(Rows from a dataset)
____
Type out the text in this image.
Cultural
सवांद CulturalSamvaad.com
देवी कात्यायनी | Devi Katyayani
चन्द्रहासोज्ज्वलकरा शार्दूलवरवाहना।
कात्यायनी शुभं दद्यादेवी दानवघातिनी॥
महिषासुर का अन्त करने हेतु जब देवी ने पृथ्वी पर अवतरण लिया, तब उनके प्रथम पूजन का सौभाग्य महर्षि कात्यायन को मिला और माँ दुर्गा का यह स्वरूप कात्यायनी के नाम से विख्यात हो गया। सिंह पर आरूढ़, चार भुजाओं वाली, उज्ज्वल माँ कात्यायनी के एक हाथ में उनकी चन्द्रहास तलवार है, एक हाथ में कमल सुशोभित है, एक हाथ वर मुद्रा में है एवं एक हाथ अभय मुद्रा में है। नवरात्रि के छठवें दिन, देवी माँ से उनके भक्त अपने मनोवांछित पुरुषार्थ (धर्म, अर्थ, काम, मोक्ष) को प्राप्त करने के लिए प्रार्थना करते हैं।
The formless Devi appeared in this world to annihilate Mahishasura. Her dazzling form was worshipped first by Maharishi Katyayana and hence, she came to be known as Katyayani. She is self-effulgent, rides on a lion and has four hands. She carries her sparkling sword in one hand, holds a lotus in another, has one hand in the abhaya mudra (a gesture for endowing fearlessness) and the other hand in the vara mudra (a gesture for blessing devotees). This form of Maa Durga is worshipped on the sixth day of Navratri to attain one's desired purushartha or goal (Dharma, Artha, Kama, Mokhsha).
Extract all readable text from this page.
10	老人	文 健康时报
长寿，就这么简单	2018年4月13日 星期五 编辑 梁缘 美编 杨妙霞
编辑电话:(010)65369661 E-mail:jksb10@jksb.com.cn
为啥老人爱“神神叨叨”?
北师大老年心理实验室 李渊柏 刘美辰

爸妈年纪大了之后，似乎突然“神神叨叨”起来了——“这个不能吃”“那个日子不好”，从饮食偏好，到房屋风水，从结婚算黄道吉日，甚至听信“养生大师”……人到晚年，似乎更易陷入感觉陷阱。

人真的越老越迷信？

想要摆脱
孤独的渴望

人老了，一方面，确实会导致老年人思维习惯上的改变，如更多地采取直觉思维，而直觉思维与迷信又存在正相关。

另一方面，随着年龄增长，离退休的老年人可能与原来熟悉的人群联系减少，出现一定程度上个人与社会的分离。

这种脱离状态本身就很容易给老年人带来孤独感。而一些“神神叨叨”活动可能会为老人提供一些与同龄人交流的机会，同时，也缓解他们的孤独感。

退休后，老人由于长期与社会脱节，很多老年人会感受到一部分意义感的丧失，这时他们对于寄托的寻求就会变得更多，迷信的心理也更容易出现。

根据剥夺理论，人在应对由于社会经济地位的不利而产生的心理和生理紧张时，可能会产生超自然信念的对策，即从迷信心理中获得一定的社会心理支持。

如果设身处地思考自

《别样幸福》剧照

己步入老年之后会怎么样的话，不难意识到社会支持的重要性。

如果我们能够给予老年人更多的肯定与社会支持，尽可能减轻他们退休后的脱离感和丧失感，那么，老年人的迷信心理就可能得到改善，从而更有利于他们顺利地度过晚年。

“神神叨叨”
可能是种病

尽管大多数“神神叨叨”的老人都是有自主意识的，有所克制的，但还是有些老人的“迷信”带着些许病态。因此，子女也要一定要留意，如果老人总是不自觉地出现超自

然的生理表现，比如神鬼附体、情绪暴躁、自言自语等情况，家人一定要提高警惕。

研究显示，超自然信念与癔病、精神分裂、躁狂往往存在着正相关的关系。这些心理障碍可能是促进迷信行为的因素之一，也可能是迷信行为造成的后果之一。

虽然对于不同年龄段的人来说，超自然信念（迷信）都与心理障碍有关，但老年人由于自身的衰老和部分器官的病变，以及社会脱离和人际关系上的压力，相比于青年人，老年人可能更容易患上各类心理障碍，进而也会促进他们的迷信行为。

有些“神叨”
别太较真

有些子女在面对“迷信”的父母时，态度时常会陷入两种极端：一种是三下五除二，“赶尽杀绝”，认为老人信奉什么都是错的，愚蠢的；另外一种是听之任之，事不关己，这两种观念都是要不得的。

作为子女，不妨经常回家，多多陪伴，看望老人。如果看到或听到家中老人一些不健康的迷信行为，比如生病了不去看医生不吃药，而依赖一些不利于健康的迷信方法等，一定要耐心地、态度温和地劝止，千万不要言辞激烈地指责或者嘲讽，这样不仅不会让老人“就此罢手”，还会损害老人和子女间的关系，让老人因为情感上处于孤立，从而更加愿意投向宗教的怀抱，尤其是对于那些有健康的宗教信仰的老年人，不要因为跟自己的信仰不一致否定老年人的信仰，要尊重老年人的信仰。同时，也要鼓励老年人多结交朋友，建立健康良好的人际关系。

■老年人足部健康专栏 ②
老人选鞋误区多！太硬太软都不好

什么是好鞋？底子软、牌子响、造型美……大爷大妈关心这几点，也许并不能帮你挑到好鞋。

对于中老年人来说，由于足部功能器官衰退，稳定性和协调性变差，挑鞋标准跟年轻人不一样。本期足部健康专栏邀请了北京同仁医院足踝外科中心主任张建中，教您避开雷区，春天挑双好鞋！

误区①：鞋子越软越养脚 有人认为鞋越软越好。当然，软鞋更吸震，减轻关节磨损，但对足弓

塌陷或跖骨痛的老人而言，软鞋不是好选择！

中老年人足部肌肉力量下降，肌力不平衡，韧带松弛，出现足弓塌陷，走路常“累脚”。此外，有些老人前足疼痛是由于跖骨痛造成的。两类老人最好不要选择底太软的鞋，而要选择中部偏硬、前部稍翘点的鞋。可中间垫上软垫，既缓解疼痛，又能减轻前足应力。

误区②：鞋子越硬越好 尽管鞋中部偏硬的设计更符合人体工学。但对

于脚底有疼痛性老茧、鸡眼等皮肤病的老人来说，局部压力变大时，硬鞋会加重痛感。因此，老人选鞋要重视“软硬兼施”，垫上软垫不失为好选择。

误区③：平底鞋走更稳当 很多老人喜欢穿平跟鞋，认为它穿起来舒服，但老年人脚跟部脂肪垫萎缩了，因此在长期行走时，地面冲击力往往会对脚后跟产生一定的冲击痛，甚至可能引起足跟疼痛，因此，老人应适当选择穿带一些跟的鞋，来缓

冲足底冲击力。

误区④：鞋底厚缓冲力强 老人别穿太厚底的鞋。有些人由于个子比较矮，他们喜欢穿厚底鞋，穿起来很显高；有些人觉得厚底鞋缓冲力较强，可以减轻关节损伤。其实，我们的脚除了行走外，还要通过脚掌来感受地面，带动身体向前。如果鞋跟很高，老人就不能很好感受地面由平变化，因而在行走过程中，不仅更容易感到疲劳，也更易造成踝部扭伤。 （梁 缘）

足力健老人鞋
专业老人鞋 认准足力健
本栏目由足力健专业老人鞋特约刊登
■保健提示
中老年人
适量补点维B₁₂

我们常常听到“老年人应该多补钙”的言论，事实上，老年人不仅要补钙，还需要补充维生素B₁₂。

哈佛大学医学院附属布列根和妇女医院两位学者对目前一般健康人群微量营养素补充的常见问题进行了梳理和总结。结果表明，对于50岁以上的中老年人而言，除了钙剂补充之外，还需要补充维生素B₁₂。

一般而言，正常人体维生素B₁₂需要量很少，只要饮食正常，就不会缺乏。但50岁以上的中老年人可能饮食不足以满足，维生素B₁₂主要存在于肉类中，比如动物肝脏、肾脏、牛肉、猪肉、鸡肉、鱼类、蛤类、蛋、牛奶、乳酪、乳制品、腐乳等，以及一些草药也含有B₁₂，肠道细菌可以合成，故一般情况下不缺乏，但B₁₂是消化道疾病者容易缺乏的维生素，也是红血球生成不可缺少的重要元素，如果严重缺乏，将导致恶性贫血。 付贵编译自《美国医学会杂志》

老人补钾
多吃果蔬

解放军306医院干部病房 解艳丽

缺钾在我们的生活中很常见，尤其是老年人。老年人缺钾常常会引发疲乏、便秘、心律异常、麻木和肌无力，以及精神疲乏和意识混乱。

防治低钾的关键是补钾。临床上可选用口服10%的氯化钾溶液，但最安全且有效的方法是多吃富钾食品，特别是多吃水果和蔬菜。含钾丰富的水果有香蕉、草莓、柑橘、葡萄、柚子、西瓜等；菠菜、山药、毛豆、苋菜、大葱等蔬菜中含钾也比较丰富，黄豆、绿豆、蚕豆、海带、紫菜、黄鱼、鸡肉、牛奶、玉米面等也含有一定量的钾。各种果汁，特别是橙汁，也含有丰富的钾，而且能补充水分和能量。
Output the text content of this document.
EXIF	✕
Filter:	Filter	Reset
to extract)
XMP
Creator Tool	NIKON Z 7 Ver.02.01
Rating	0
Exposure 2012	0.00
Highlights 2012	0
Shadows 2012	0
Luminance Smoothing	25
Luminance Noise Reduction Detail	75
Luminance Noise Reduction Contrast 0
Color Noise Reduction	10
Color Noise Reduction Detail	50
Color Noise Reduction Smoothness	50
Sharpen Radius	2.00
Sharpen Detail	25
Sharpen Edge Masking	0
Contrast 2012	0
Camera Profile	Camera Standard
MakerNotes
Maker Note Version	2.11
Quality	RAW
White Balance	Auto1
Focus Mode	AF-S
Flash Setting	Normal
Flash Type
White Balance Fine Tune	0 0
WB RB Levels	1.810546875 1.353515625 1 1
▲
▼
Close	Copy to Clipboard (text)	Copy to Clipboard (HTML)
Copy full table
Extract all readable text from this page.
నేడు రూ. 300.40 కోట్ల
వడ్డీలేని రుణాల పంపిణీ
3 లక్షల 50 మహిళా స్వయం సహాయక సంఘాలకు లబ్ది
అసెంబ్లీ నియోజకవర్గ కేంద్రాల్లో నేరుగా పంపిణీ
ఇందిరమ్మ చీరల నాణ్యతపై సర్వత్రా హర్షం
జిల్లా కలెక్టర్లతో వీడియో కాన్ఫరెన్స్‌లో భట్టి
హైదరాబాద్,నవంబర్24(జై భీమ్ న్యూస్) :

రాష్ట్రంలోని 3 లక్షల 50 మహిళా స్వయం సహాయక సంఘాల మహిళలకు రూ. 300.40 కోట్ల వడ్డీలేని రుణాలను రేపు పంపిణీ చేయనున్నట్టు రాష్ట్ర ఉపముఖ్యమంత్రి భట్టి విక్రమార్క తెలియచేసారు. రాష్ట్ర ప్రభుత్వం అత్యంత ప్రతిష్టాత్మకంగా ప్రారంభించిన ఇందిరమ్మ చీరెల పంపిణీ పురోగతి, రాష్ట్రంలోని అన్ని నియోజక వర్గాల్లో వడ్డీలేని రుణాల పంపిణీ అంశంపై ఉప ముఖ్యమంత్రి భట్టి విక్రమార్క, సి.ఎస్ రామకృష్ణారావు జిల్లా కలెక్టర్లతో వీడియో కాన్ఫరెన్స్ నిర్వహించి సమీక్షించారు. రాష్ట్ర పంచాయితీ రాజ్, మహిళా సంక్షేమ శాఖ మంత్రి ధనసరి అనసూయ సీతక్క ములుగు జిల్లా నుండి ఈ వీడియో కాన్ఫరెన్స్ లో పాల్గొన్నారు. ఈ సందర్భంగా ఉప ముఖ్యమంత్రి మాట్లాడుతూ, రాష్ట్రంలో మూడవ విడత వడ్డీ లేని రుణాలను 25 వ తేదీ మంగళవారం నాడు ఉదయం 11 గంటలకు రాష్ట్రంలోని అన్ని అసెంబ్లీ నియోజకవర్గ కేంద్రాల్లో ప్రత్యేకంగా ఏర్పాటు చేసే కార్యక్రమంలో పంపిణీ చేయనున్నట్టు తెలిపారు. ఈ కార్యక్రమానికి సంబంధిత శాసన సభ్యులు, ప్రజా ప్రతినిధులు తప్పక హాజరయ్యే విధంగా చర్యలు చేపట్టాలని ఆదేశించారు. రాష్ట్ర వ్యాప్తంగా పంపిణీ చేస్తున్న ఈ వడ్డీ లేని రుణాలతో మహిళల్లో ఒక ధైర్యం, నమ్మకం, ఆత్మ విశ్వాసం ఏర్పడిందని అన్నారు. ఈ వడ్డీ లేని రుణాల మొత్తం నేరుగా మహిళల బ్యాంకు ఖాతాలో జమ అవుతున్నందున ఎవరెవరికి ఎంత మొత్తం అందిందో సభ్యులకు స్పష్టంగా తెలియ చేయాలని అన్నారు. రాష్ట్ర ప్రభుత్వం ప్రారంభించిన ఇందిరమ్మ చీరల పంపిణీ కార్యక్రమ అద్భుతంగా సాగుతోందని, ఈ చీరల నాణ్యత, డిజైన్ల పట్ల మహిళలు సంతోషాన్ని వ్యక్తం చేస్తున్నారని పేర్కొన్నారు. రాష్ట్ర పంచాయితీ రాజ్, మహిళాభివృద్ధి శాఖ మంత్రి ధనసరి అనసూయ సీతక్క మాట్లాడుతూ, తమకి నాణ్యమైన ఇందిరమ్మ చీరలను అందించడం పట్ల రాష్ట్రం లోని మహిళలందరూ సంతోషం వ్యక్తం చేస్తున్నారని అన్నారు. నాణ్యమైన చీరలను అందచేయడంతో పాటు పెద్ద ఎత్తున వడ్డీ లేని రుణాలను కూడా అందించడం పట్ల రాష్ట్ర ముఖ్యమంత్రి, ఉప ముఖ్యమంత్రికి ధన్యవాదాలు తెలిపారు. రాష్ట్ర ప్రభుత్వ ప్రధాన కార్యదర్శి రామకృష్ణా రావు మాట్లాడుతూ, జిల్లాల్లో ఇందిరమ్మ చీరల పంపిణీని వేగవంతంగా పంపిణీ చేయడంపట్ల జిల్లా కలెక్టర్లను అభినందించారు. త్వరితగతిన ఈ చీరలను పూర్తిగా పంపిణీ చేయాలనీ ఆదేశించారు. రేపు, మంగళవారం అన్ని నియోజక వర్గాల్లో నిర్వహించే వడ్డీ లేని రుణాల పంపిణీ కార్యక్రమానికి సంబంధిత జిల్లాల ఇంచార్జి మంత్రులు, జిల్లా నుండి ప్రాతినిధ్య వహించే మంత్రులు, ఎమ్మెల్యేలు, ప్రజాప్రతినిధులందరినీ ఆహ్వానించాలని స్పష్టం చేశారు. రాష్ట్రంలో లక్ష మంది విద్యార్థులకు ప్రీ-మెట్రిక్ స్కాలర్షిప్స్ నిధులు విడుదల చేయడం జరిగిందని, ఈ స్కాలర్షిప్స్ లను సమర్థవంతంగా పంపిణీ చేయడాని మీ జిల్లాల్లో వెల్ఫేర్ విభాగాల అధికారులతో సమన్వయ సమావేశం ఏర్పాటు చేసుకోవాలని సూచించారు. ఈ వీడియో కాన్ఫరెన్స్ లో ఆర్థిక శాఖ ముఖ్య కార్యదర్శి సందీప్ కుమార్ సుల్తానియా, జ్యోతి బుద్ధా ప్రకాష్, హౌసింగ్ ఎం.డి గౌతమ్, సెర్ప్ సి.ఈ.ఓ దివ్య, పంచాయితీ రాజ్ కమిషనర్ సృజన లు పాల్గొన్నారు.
____
STATED EXERCISE: Among the records above, find each line holding the string "White" and pull it out.

THE OUTPUT:
White Balance	Auto1
White Balance Fine Tune	0 0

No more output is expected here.